§ Data section:
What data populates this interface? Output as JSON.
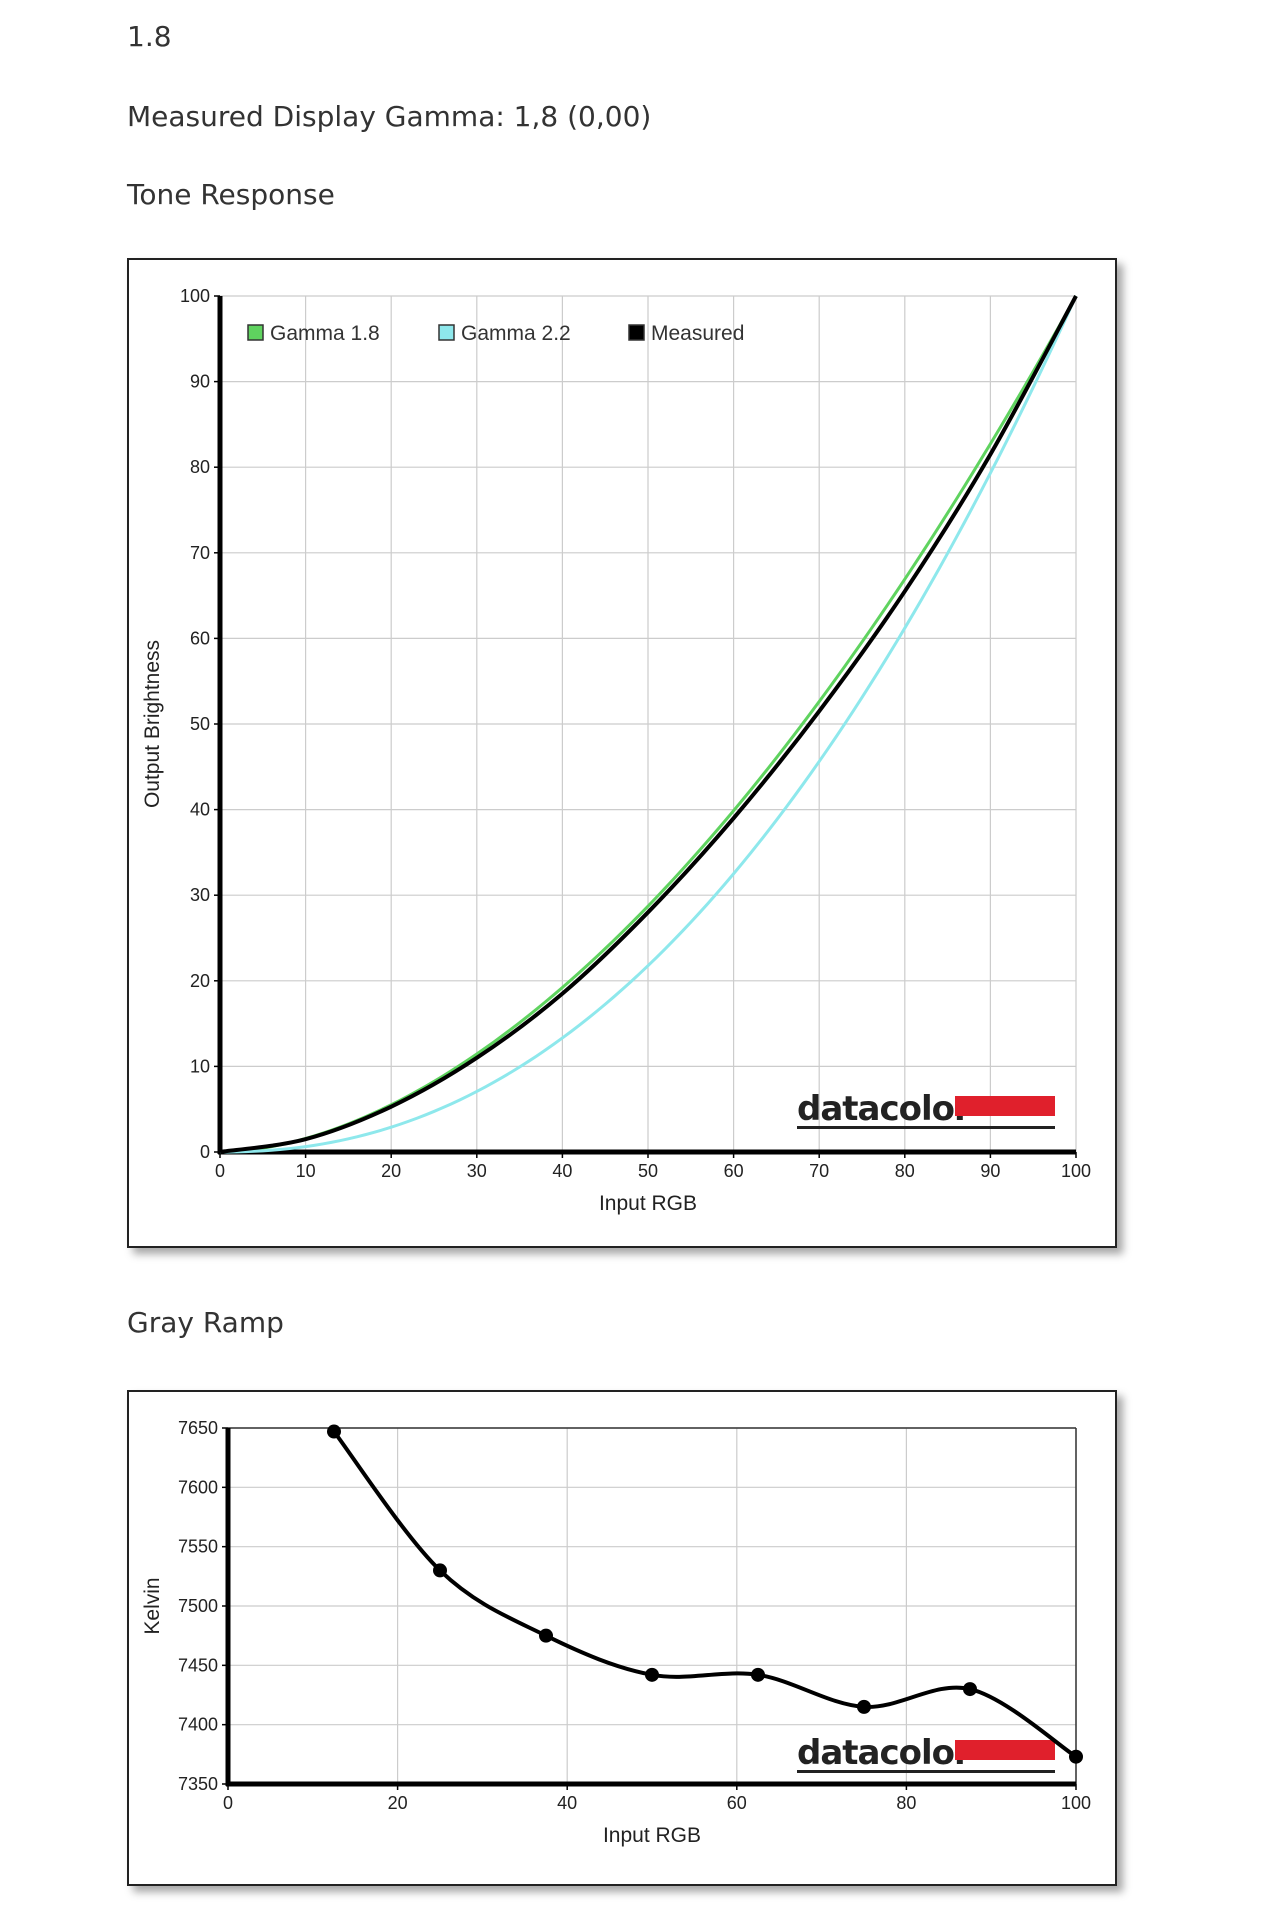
{
  "header": {
    "value": "1.8",
    "measured_gamma": "Measured Display Gamma: 1,8 (0,00)"
  },
  "sections": {
    "tone_title": "Tone Response",
    "gray_title": "Gray Ramp"
  },
  "logo": "datacolor",
  "colors": {
    "gamma18": "#5fd35f",
    "gamma22": "#8ee8ec",
    "measured": "#000000",
    "logo_bar": "#e0202c"
  },
  "chart_data": [
    {
      "type": "line",
      "title": "Tone Response",
      "xlabel": "Input RGB",
      "ylabel": "Output Brightness",
      "xlim": [
        0,
        100
      ],
      "ylim": [
        0,
        100
      ],
      "xticks": [
        0,
        10,
        20,
        30,
        40,
        50,
        60,
        70,
        80,
        90,
        100
      ],
      "yticks": [
        0,
        10,
        20,
        30,
        40,
        50,
        60,
        70,
        80,
        90,
        100
      ],
      "grid": true,
      "legend_position": "top",
      "series": [
        {
          "name": "Gamma 1.8",
          "gamma": 1.8,
          "color": "#5fd35f"
        },
        {
          "name": "Gamma 2.2",
          "gamma": 2.2,
          "color": "#8ee8ec"
        },
        {
          "name": "Measured",
          "color": "#000000",
          "x": [
            0,
            10,
            20,
            30,
            40,
            50,
            60,
            70,
            80,
            90,
            100
          ],
          "y": [
            0,
            1.5,
            5.3,
            11.0,
            18.5,
            28.0,
            39.0,
            51.5,
            65.5,
            81.5,
            100
          ]
        }
      ]
    },
    {
      "type": "line",
      "title": "Gray Ramp",
      "xlabel": "Input RGB",
      "ylabel": "Kelvin",
      "xlim": [
        0,
        100
      ],
      "ylim": [
        7350,
        7650
      ],
      "xticks": [
        0,
        20,
        40,
        60,
        80,
        100
      ],
      "yticks": [
        7350,
        7400,
        7450,
        7500,
        7550,
        7600,
        7650
      ],
      "grid": true,
      "series": [
        {
          "name": "",
          "color": "#000000",
          "x": [
            12.5,
            25,
            37.5,
            50,
            62.5,
            75,
            87.5,
            100
          ],
          "y": [
            7647,
            7530,
            7475,
            7442,
            7442,
            7415,
            7430,
            7373
          ]
        }
      ]
    }
  ]
}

§ Exercise instructions: Leaving the pictures aside, transcribe the entire listing exactly.

§ Task response:
What data populates this interface? Output as JSON.
{
  "header": {
    "value": "1.8",
    "measured_gamma": "Measured Display Gamma: 1,8 (0,00)"
  },
  "sections": {
    "tone_title": "Tone Response",
    "gray_title": "Gray Ramp"
  },
  "logo": "datacolor",
  "colors": {
    "gamma18": "#5fd35f",
    "gamma22": "#8ee8ec",
    "measured": "#000000",
    "logo_bar": "#e0202c"
  },
  "chart_data": [
    {
      "type": "line",
      "title": "Tone Response",
      "xlabel": "Input RGB",
      "ylabel": "Output Brightness",
      "xlim": [
        0,
        100
      ],
      "ylim": [
        0,
        100
      ],
      "xticks": [
        0,
        10,
        20,
        30,
        40,
        50,
        60,
        70,
        80,
        90,
        100
      ],
      "yticks": [
        0,
        10,
        20,
        30,
        40,
        50,
        60,
        70,
        80,
        90,
        100
      ],
      "grid": true,
      "legend_position": "top",
      "series": [
        {
          "name": "Gamma 1.8",
          "gamma": 1.8,
          "color": "#5fd35f"
        },
        {
          "name": "Gamma 2.2",
          "gamma": 2.2,
          "color": "#8ee8ec"
        },
        {
          "name": "Measured",
          "color": "#000000",
          "x": [
            0,
            10,
            20,
            30,
            40,
            50,
            60,
            70,
            80,
            90,
            100
          ],
          "y": [
            0,
            1.5,
            5.3,
            11.0,
            18.5,
            28.0,
            39.0,
            51.5,
            65.5,
            81.5,
            100
          ]
        }
      ]
    },
    {
      "type": "line",
      "title": "Gray Ramp",
      "xlabel": "Input RGB",
      "ylabel": "Kelvin",
      "xlim": [
        0,
        100
      ],
      "ylim": [
        7350,
        7650
      ],
      "xticks": [
        0,
        20,
        40,
        60,
        80,
        100
      ],
      "yticks": [
        7350,
        7400,
        7450,
        7500,
        7550,
        7600,
        7650
      ],
      "grid": true,
      "series": [
        {
          "name": "",
          "color": "#000000",
          "x": [
            12.5,
            25,
            37.5,
            50,
            62.5,
            75,
            87.5,
            100
          ],
          "y": [
            7647,
            7530,
            7475,
            7442,
            7442,
            7415,
            7430,
            7373
          ]
        }
      ]
    }
  ]
}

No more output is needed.